▶ _SELECTION_
▼▼▼
Add CPU/GPU gate and support new ANSALPR using OCR

This commit is contained in:
2026-04-12 17:16:16 +10:00
parent 27083a6530
commit 0a8aaed215
30 changed files with 1870 additions and 2166 deletions

View File

@@ -237,6 +237,38 @@ namespace ANSCENTER {
output_node_names.data(),
num_outputs);
// ── Output shape sanity check ───────────────────────────────────
// DirectML on some AMD configurations has been observed to return
// output tensors whose dim[1]/dim[2] values don't match what the
// ONNX graph actually produced, which propagates into
// postprocessLegacy / postprocessEndToEnd as huge numBoxes /
// numChannels values and causes multi-terabyte cv::Mat allocations
// inside the `cv::Mat(numChannels, numBoxes, CV_32F, ...).t()`
// call (observed as "Failed to allocate 3522082959360 bytes" on
// Ryzen APUs). Bail out early here instead of letting the
// postprocess layer try to materialise a 3.5 TB buffer.
//
// Sane upper bounds for Ultralytics YOLO outputs:
// • legacy [1, 84..300, 8400..25200] → max dim ≈ 30k
// • end2end [1, 300, 6..56] → max dim ≈ 300
// • segmentation proto mask [1, 32, 160, 160] → max dim ≈ 160
// • classification [1, 1000] → max dim ≈ 1k
// 1,000,000 is ~30x the largest real-world dim and catches the
// garbage values without clipping any legitimate model.
constexpr int64_t kMaxOutputDim = 1000000;
for (size_t t = 0; t < outputTensors.size(); ++t) {
const auto shape = outputTensors[t].GetTensorTypeAndShapeInfo().GetShape();
for (size_t d = 0; d < shape.size(); ++d) {
if (shape[d] < 0 || shape[d] > kMaxOutputDim) {
std::cerr << "[ONNXYOLO] detect: output[" << t
<< "] dim[" << d << "]=" << shape[d]
<< " is out of range — refusing to postprocess."
▲▲▲
▶ _EXTRACTED MATERIAL_
▼▼▼
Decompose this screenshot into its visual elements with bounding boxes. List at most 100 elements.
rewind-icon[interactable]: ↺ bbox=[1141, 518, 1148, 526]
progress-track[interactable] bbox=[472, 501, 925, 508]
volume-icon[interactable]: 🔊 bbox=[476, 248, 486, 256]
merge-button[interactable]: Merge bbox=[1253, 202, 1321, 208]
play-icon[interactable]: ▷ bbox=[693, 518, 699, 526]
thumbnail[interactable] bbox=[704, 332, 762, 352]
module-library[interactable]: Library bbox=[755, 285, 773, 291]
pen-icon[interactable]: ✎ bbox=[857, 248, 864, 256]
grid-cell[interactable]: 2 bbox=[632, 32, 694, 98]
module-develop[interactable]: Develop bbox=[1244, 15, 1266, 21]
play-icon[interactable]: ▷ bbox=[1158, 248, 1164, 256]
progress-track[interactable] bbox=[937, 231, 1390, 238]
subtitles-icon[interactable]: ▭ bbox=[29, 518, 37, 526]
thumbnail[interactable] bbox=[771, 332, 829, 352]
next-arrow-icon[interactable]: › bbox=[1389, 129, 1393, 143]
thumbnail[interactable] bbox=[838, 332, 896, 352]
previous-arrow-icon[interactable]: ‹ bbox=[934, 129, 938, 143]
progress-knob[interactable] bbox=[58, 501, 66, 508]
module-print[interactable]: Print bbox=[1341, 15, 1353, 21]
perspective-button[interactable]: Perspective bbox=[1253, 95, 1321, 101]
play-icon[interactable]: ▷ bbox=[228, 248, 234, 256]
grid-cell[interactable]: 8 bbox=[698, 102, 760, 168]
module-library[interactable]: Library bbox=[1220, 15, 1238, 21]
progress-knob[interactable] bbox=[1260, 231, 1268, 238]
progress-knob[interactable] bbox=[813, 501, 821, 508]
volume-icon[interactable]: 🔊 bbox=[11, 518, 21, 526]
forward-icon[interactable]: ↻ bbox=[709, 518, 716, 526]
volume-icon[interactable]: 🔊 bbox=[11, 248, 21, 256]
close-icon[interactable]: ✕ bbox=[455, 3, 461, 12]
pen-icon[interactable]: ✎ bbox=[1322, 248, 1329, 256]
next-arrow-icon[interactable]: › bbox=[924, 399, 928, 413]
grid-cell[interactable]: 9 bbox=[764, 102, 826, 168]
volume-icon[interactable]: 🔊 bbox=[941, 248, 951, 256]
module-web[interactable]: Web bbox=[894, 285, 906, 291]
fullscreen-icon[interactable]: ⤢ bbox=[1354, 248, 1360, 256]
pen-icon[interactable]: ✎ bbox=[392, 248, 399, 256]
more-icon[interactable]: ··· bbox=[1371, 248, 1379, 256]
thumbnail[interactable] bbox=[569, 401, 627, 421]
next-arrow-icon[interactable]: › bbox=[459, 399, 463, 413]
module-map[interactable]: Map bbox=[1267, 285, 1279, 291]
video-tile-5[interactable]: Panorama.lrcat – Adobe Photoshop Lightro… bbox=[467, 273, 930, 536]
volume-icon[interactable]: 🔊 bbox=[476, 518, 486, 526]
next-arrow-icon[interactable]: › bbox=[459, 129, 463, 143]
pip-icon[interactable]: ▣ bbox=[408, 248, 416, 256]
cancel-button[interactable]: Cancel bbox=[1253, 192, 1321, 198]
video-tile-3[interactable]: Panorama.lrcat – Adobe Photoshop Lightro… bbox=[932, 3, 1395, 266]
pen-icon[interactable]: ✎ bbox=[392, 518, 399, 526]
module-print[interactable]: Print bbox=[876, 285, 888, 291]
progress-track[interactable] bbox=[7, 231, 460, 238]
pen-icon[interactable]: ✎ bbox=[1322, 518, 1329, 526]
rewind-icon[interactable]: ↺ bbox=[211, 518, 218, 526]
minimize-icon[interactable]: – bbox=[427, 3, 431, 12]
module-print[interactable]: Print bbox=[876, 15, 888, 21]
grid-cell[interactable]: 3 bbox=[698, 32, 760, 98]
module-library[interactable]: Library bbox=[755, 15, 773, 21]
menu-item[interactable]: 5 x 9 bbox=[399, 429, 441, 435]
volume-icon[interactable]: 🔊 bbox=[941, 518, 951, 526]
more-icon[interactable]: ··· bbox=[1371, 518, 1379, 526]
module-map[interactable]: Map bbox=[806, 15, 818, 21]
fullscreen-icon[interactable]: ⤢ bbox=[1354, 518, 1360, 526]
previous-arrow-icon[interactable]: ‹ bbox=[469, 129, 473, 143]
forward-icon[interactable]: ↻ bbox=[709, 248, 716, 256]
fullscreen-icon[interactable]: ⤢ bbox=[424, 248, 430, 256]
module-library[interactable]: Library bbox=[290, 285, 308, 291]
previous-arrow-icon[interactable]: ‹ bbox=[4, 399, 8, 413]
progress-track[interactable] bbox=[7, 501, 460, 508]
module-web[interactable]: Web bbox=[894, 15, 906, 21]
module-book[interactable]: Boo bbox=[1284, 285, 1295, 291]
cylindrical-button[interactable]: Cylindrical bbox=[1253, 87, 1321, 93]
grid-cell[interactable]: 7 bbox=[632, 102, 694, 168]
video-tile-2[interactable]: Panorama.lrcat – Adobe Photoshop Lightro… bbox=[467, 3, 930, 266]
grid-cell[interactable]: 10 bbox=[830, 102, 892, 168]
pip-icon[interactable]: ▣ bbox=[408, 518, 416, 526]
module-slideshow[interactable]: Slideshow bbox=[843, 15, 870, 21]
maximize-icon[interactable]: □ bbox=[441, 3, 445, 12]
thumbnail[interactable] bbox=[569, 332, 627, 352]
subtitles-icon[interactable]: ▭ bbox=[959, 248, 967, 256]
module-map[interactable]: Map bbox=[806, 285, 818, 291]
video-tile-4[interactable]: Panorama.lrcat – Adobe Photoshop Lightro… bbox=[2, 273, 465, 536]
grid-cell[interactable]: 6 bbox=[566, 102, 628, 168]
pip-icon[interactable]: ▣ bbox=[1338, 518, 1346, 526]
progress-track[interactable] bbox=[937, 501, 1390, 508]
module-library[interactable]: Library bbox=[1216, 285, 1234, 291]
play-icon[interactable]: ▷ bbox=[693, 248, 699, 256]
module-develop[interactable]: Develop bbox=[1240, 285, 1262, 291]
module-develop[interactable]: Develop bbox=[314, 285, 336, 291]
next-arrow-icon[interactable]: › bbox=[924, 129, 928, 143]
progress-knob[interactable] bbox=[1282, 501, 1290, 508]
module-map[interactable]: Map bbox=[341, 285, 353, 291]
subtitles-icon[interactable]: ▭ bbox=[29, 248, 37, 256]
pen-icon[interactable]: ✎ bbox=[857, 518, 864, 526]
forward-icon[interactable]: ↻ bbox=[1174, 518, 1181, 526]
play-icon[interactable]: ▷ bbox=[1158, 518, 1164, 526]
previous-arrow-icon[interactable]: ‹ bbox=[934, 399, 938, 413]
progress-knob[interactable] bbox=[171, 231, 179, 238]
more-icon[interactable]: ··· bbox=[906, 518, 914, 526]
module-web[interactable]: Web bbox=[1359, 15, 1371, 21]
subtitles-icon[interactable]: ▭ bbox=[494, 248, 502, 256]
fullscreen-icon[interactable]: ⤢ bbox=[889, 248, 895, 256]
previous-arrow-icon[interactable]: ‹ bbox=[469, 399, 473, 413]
▲▲▲
▶ _CHALLENGE_
Condense the paragraph of the commit that begins "DirectML on some AMD configurations" into a short bulleted list that keeps its main facts.

▶ _RESPONSE TO THE EXERCISE_
- On some AMD configurations, DirectML returns output tensors whose dim[1]/dim[2] values don't match what the ONNX graph produced.
- These values reach postprocessLegacy / postprocessEndToEnd as huge numBoxes / numChannels.
- The result is multi-terabyte cv::Mat allocations in the `cv::Mat(numChannels, numBoxes, CV_32F, ...).t()` call, seen as "Failed to allocate 3522082959360 bytes" on Ryzen APUs.
- The check exits early instead of letting the postprocess layer try to create a 3.5 TB buffer.